**AVAILABLE DATA:**
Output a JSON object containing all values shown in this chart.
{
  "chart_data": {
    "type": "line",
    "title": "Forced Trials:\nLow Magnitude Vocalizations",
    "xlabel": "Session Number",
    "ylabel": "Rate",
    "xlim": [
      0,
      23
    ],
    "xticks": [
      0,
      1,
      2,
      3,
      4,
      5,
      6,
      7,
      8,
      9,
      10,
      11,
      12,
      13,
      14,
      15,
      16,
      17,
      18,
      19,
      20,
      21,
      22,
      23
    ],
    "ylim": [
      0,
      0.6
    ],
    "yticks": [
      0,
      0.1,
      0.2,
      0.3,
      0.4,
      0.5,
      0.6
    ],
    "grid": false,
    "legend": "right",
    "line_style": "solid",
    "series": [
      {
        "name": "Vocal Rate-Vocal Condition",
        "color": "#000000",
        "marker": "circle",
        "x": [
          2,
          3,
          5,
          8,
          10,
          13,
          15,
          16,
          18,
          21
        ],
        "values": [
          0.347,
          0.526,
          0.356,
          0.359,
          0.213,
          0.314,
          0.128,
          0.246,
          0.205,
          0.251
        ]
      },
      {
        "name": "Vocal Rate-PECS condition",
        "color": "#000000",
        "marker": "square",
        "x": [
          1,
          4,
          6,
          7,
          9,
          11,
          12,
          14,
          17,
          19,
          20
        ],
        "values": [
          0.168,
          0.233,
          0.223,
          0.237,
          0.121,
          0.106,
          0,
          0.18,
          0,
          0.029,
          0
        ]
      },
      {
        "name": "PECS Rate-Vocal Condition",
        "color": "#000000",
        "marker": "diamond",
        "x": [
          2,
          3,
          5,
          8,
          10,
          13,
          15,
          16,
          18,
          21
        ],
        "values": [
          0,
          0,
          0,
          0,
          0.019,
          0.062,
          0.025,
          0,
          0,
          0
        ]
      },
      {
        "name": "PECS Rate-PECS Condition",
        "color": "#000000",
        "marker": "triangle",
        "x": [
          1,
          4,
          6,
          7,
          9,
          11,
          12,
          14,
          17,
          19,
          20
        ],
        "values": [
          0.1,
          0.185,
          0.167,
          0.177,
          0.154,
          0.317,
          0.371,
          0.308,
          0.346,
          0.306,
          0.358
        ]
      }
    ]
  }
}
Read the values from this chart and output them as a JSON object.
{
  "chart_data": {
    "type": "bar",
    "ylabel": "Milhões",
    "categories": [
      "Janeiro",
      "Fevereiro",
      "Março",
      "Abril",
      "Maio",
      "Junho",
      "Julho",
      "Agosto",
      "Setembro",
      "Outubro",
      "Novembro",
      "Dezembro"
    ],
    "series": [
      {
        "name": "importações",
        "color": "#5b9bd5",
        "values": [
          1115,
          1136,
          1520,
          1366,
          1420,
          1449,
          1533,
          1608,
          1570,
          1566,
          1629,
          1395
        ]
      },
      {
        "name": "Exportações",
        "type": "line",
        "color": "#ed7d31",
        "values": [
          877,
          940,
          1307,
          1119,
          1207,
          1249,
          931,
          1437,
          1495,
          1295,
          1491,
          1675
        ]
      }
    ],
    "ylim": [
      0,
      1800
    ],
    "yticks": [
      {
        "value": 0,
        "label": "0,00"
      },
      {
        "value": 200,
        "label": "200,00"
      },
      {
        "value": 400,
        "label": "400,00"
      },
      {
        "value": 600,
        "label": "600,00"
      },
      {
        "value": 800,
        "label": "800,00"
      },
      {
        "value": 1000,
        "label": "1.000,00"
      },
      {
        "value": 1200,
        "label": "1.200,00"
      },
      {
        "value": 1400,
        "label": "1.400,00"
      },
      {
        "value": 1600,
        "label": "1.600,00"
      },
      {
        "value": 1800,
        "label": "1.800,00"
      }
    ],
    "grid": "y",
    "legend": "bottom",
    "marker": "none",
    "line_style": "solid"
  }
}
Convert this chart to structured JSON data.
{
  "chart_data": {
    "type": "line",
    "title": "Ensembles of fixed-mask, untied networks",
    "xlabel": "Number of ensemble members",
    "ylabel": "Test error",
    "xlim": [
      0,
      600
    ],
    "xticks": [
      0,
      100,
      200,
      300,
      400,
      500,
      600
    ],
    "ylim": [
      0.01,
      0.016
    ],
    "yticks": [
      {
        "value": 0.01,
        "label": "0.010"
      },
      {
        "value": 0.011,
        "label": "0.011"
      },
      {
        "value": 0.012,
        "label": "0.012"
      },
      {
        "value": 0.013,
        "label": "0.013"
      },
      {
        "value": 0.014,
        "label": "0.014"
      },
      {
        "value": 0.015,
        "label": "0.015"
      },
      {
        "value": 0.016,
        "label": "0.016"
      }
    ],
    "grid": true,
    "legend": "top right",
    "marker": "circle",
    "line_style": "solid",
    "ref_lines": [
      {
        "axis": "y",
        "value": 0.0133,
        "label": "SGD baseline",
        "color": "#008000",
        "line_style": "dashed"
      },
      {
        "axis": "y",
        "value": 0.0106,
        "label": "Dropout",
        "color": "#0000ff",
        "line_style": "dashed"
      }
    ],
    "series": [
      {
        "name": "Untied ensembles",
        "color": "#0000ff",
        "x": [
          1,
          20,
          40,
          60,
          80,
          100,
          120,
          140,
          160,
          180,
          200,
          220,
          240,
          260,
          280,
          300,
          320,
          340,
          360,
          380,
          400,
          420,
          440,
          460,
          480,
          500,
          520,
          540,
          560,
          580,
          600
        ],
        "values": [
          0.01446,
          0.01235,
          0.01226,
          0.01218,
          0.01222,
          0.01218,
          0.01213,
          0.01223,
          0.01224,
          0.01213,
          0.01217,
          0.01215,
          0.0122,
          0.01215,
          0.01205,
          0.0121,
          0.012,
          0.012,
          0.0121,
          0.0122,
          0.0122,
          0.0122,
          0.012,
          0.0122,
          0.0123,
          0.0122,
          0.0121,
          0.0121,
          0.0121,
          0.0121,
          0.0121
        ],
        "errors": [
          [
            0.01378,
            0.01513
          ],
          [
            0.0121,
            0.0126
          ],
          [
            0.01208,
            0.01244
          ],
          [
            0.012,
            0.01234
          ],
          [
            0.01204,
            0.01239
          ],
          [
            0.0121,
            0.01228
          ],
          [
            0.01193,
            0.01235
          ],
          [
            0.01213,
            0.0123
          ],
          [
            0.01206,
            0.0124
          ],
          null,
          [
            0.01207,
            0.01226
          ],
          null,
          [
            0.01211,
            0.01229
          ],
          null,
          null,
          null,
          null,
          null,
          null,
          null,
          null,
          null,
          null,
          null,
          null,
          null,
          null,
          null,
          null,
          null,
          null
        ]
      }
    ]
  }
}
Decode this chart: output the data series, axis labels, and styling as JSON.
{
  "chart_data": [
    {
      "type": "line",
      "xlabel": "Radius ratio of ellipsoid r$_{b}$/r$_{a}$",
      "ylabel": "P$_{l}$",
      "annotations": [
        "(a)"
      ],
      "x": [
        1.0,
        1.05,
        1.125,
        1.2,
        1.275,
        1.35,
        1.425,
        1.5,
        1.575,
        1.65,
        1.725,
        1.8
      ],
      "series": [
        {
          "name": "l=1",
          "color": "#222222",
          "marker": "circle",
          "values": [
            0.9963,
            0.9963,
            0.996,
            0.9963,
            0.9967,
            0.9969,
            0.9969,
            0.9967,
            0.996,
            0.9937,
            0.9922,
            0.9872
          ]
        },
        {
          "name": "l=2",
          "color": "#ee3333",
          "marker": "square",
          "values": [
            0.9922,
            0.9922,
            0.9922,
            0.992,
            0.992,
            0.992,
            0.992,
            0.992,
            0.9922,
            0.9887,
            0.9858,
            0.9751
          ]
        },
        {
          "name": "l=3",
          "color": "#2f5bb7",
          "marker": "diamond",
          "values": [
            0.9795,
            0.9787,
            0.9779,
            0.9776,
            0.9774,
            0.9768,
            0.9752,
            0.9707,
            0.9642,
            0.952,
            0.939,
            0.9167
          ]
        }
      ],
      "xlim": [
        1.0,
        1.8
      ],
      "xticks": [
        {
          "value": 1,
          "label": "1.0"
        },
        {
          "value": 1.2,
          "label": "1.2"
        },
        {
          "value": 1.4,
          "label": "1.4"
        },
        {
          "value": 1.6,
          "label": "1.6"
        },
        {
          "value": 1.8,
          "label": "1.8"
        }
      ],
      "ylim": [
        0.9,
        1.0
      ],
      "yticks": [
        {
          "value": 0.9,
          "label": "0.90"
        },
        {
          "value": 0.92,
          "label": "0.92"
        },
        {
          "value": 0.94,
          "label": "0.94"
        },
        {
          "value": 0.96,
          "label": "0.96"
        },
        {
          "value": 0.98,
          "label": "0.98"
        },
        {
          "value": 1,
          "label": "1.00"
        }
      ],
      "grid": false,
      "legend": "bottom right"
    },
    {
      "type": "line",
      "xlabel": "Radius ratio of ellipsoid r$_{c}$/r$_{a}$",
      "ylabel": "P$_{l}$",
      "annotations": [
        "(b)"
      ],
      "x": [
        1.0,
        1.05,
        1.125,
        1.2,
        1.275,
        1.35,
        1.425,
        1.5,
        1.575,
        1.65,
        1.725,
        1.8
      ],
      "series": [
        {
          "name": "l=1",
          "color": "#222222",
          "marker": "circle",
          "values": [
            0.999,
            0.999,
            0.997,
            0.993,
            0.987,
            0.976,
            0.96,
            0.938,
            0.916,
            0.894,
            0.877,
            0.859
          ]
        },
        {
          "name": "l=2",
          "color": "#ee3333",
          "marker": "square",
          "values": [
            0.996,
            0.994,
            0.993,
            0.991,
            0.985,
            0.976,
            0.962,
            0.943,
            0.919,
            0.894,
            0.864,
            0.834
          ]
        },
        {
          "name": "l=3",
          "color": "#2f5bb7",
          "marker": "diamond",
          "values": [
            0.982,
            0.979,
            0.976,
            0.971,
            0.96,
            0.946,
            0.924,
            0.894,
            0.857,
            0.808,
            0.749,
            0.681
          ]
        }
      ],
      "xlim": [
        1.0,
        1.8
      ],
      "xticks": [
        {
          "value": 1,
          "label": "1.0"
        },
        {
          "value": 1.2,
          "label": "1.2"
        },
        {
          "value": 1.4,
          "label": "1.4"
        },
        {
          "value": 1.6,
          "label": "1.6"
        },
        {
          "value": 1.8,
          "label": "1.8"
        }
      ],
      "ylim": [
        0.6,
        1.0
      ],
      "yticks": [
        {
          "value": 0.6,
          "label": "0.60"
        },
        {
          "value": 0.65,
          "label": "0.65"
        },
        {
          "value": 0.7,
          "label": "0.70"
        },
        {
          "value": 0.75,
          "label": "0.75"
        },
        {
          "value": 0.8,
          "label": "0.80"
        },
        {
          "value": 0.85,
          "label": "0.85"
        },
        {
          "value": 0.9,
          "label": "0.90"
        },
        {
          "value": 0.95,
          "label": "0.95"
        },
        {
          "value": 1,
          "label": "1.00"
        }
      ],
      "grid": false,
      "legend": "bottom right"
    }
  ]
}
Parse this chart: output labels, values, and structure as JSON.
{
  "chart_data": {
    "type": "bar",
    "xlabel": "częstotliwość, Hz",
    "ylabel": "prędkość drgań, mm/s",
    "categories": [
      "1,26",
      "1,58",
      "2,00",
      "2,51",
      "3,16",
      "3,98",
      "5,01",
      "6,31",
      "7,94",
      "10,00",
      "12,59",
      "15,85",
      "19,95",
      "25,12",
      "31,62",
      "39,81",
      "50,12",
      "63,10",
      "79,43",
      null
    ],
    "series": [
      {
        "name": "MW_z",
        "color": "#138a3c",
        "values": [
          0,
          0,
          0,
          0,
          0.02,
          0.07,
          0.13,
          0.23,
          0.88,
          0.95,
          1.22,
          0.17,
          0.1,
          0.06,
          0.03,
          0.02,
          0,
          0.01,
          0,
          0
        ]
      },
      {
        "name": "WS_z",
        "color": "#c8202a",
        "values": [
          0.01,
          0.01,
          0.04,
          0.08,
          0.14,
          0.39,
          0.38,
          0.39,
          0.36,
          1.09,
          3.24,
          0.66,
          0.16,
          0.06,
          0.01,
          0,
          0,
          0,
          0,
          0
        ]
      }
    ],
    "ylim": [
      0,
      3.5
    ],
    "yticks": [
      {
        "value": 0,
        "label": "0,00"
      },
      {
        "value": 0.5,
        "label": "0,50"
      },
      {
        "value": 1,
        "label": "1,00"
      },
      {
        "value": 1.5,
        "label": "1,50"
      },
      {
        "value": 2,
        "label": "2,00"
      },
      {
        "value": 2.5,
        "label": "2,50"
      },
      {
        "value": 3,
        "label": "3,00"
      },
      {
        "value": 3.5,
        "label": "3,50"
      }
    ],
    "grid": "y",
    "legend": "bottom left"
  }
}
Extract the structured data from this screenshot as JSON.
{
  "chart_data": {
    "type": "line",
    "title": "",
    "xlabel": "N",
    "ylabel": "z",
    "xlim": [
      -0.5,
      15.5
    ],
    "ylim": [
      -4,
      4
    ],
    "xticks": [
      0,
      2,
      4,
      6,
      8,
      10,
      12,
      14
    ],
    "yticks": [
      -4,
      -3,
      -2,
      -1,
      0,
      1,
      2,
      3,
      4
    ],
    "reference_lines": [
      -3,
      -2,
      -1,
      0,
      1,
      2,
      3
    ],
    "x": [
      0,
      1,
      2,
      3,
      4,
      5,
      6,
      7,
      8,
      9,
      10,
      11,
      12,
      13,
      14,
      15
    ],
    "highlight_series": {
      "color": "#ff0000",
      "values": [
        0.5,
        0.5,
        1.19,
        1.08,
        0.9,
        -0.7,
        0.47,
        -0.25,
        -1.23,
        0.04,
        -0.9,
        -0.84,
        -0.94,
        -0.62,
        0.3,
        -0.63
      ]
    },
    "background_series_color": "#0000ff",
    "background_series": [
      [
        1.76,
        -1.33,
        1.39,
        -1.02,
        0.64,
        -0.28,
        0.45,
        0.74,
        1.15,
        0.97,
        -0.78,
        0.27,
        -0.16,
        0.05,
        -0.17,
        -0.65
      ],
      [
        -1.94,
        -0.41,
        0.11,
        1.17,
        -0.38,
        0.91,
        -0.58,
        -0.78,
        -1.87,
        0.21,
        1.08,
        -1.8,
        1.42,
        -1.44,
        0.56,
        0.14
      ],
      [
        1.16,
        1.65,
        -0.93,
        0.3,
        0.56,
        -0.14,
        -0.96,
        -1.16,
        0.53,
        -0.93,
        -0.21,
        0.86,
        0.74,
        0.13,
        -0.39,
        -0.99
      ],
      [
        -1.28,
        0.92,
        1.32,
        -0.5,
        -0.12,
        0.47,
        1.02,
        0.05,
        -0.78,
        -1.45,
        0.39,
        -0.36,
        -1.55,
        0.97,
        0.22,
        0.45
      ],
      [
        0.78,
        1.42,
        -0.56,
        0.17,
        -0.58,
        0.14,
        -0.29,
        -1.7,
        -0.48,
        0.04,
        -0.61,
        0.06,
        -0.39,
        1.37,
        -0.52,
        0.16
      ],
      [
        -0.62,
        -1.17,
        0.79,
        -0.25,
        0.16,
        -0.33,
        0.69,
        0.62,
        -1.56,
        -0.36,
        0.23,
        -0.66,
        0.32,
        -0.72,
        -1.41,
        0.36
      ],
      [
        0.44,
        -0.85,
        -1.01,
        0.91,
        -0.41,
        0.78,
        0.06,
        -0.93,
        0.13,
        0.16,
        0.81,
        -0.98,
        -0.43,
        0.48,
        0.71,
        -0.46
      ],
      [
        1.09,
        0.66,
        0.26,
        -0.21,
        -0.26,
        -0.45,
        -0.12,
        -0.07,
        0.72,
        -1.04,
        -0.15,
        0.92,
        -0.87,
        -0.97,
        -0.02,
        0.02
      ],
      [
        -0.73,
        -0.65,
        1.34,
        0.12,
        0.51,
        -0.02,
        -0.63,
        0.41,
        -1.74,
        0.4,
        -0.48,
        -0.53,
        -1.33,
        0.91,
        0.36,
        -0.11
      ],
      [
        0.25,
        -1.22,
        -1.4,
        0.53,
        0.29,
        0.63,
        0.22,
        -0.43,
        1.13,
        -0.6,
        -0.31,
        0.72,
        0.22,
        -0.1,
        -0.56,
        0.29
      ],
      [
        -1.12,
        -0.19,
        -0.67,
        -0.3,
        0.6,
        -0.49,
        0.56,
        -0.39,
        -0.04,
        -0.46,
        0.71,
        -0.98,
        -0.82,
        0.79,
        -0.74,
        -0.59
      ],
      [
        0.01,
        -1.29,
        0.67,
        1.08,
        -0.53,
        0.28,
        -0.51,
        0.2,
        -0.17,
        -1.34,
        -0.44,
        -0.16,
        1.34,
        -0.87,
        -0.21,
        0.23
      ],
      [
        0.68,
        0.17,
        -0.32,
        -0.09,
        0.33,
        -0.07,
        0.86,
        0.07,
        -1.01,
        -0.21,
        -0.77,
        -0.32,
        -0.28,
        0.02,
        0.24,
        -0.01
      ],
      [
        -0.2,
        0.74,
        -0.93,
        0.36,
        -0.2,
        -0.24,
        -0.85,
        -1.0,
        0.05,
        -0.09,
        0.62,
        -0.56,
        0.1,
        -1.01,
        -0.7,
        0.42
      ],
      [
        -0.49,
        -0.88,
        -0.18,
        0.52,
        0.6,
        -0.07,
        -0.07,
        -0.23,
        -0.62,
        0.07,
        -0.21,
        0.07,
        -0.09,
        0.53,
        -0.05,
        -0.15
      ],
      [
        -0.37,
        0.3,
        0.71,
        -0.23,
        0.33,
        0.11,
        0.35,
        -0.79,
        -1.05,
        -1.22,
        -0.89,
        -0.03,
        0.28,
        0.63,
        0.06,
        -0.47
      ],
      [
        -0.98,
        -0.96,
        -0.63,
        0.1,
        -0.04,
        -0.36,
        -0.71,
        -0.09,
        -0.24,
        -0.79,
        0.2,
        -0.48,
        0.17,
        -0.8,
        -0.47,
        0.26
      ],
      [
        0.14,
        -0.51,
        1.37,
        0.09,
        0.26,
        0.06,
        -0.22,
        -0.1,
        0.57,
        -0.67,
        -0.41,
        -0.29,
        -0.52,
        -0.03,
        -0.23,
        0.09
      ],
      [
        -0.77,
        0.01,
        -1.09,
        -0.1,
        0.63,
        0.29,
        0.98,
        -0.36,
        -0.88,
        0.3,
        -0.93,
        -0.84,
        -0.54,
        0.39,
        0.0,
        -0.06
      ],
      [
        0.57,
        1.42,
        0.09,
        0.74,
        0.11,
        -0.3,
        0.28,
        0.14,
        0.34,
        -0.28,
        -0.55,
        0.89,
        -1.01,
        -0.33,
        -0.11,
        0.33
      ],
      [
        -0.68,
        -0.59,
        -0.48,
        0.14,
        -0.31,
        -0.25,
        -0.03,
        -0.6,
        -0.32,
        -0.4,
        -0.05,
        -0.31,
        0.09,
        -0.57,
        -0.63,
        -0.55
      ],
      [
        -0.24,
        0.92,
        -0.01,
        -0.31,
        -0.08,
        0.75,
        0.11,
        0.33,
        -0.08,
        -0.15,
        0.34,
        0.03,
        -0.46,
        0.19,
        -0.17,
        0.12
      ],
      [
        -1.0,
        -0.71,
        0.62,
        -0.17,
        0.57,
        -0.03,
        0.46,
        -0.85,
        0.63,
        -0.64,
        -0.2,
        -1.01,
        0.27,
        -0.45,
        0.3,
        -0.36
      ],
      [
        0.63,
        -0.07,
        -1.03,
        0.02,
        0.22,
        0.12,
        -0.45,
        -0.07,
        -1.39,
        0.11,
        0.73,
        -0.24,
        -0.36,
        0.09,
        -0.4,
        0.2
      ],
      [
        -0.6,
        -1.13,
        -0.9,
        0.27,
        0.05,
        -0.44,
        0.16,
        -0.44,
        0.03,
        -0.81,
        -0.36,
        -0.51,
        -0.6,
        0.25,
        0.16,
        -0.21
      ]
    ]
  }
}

**OBJECTIVE:** The answer is one number: how many lines of the material above contain "legend".

**EXERCISE RESPONSE:** 6